### AIM
What is the number of lines in these entries that include "JSON"? Write that number and no other text.
● ● ● ●
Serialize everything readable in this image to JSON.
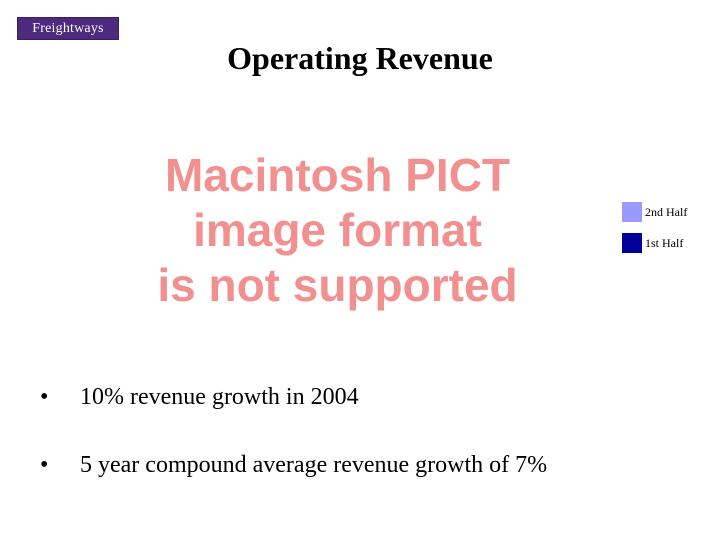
{
  "logo": {
    "text": "Freightways",
    "color": "#4d2a7e"
  },
  "title": "Operating Revenue",
  "image_placeholder": {
    "lines": [
      "Macintosh PICT",
      "image format",
      "is not supported"
    ],
    "color": "#f28f8f"
  },
  "legend": [
    {
      "label": "2nd Half",
      "color": "#9999ff"
    },
    {
      "label": "1st Half",
      "color": "#000099"
    }
  ],
  "bullets": [
    {
      "marker": "•",
      "text": "10% revenue growth in 2004"
    },
    {
      "marker": "•",
      "text": "5 year compound average revenue growth of 7%"
    }
  ]
}
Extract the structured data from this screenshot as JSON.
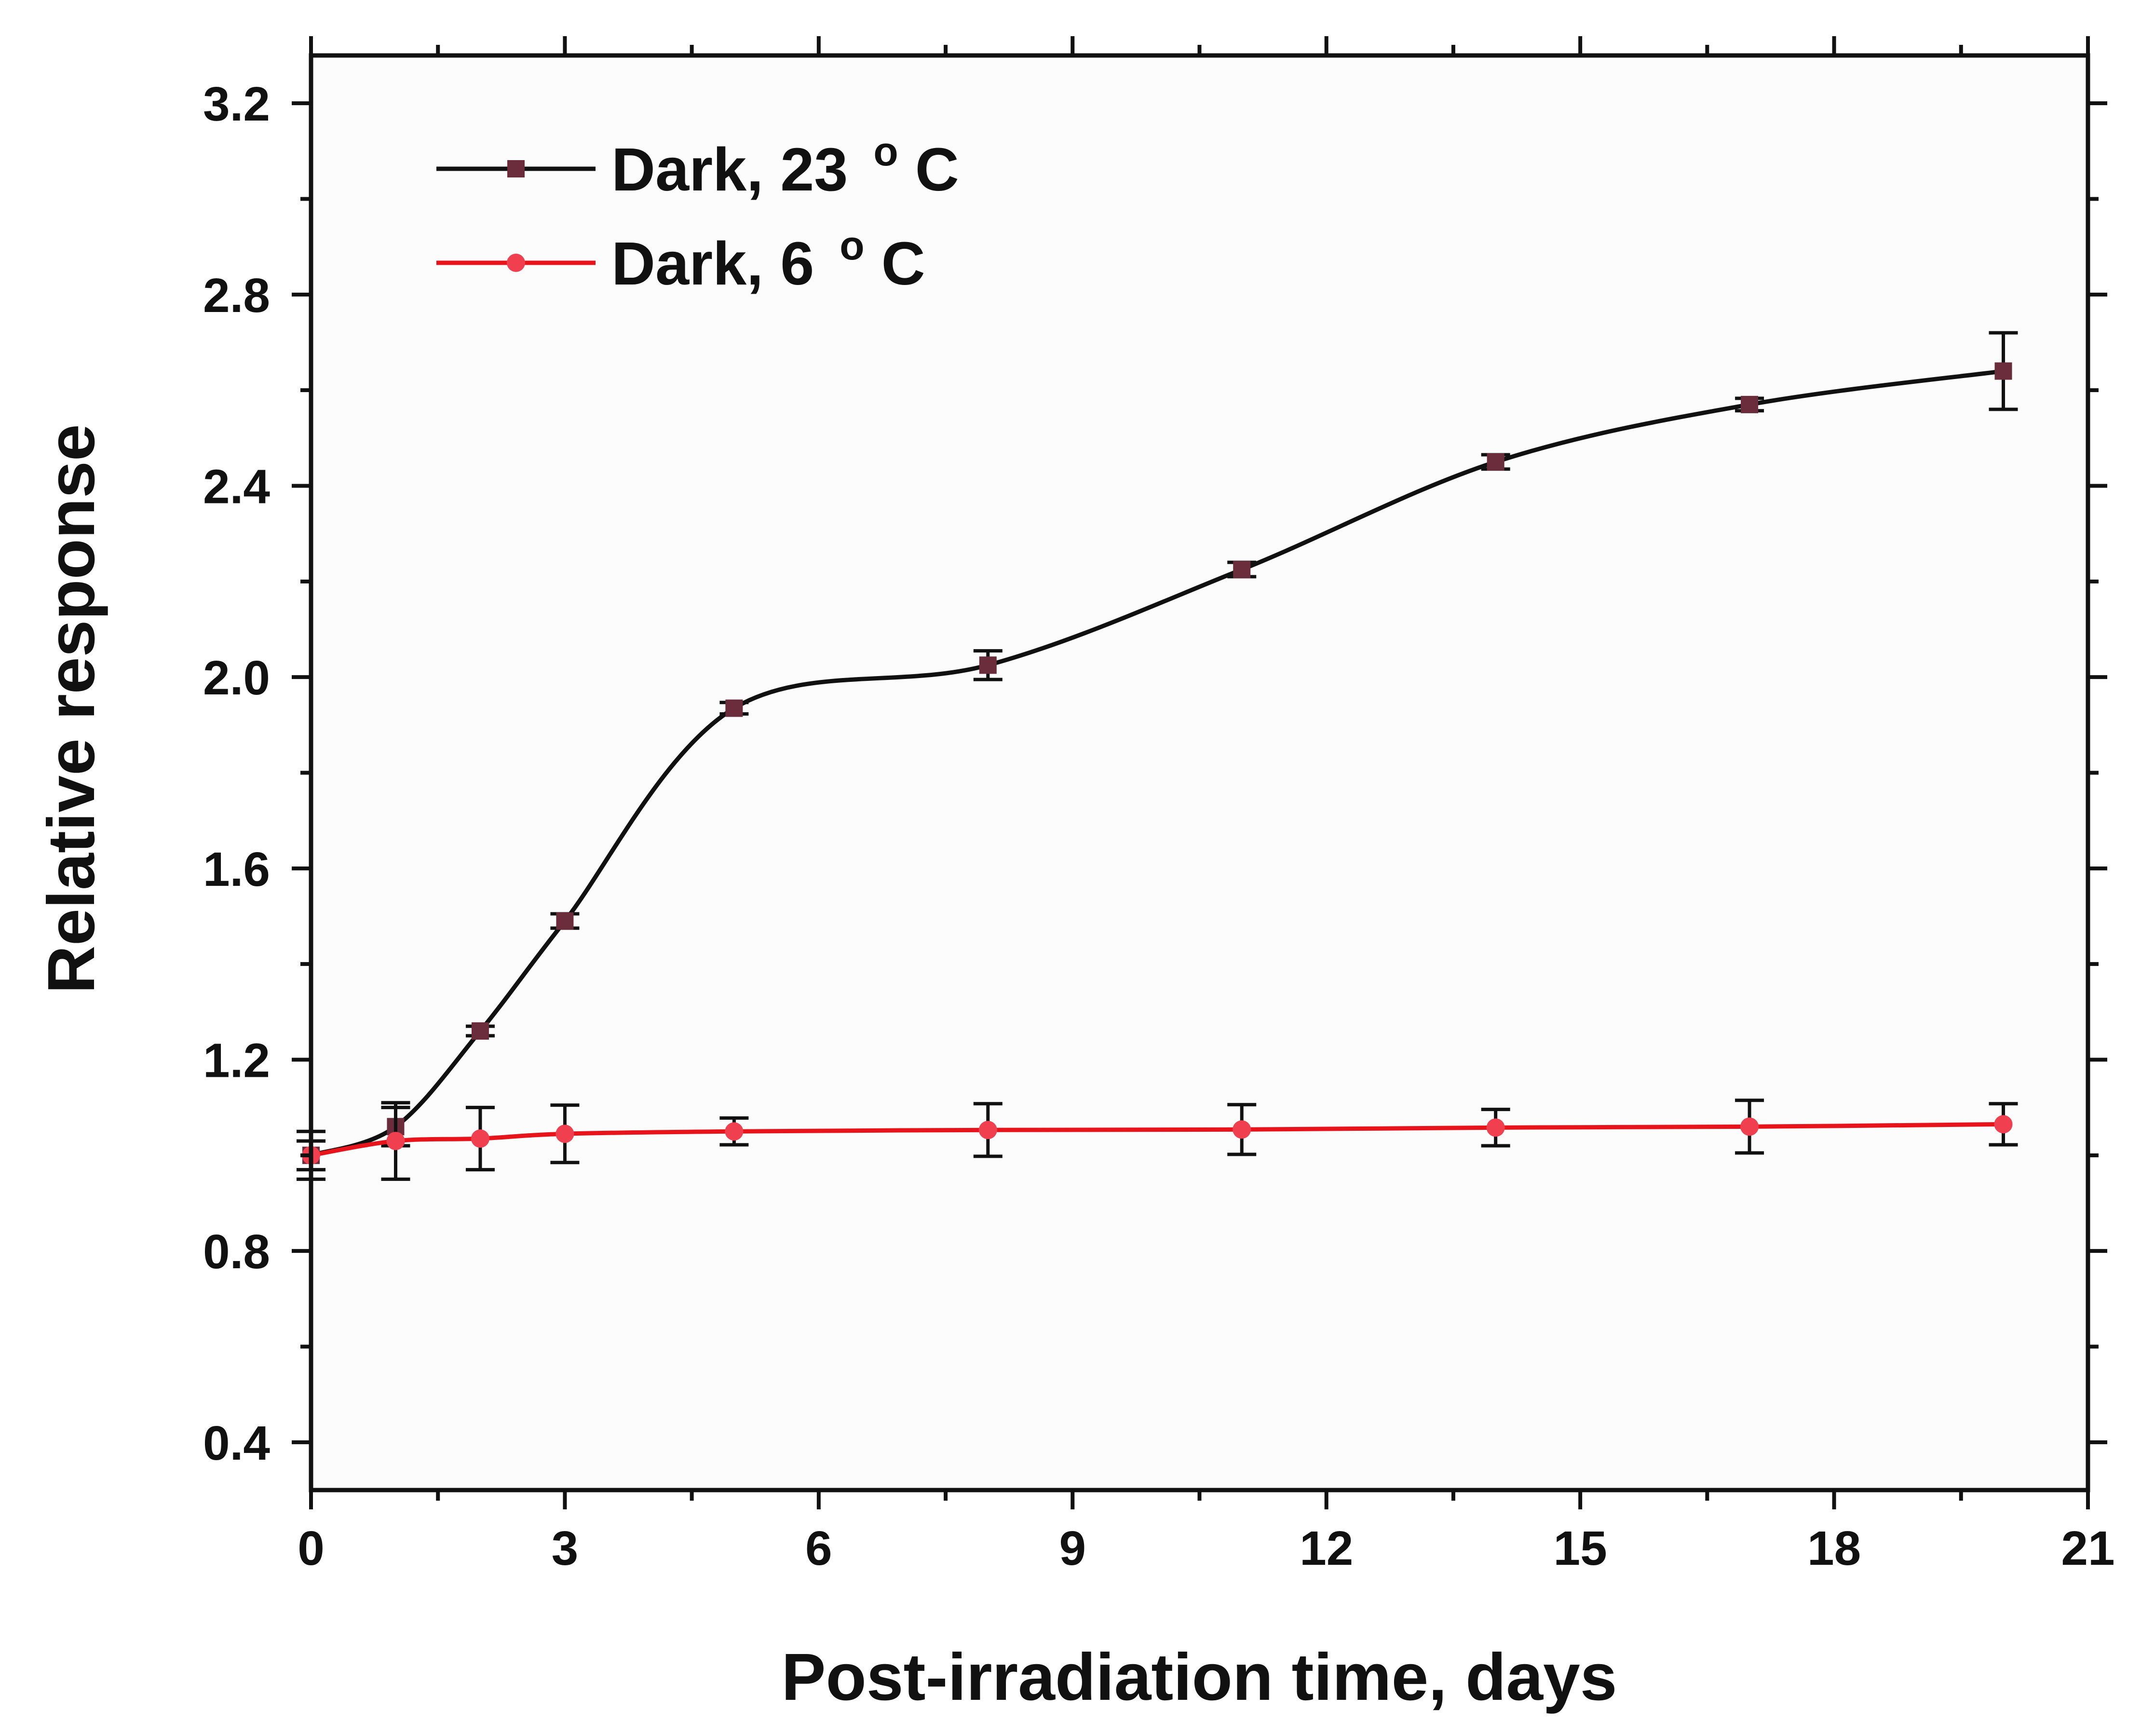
{
  "chart_data": {
    "type": "line",
    "title": "",
    "xlabel": "Post-irradiation time, days",
    "ylabel": "Relative response",
    "xlim": [
      0,
      21
    ],
    "ylim": [
      0.3,
      3.3
    ],
    "xticks": [
      0,
      3,
      6,
      9,
      12,
      15,
      18,
      21
    ],
    "xtick_labels": [
      "0",
      "3",
      "6",
      "9",
      "12",
      "15",
      "18",
      "21"
    ],
    "yticks": [
      0.4,
      0.8,
      1.2,
      1.6,
      2.0,
      2.4,
      2.8,
      3.2
    ],
    "ytick_labels": [
      "0.4",
      "0.8",
      "1.2",
      "1.6",
      "2.0",
      "2.4",
      "2.8",
      "3.2"
    ],
    "legend_position": "top-left",
    "grid": false,
    "series": [
      {
        "name": "Dark, 23",
        "name_unit_sup": "o",
        "name_unit": "C",
        "color": "#111111",
        "marker": "square",
        "marker_color": "#6b2d3c",
        "x": [
          0,
          1,
          2,
          3,
          5,
          8,
          11,
          14,
          17,
          20
        ],
        "y": [
          1.0,
          1.06,
          1.26,
          1.49,
          1.935,
          2.025,
          2.225,
          2.45,
          2.57,
          2.64
        ],
        "err": [
          0.03,
          0.04,
          0.01,
          0.015,
          0.012,
          0.03,
          0.015,
          0.015,
          0.013,
          0.08
        ]
      },
      {
        "name": "Dark, 6",
        "name_unit_sup": "o",
        "name_unit": "C",
        "color": "#e8141c",
        "marker": "circle",
        "marker_color": "#f04050",
        "x": [
          0,
          1,
          2,
          3,
          5,
          8,
          11,
          14,
          17,
          20
        ],
        "y": [
          1.0,
          1.03,
          1.035,
          1.045,
          1.05,
          1.053,
          1.054,
          1.058,
          1.06,
          1.065
        ],
        "err": [
          0.05,
          0.08,
          0.065,
          0.06,
          0.028,
          0.055,
          0.052,
          0.038,
          0.055,
          0.043
        ]
      }
    ]
  }
}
● ● ● ●
### FINAL RESULT
2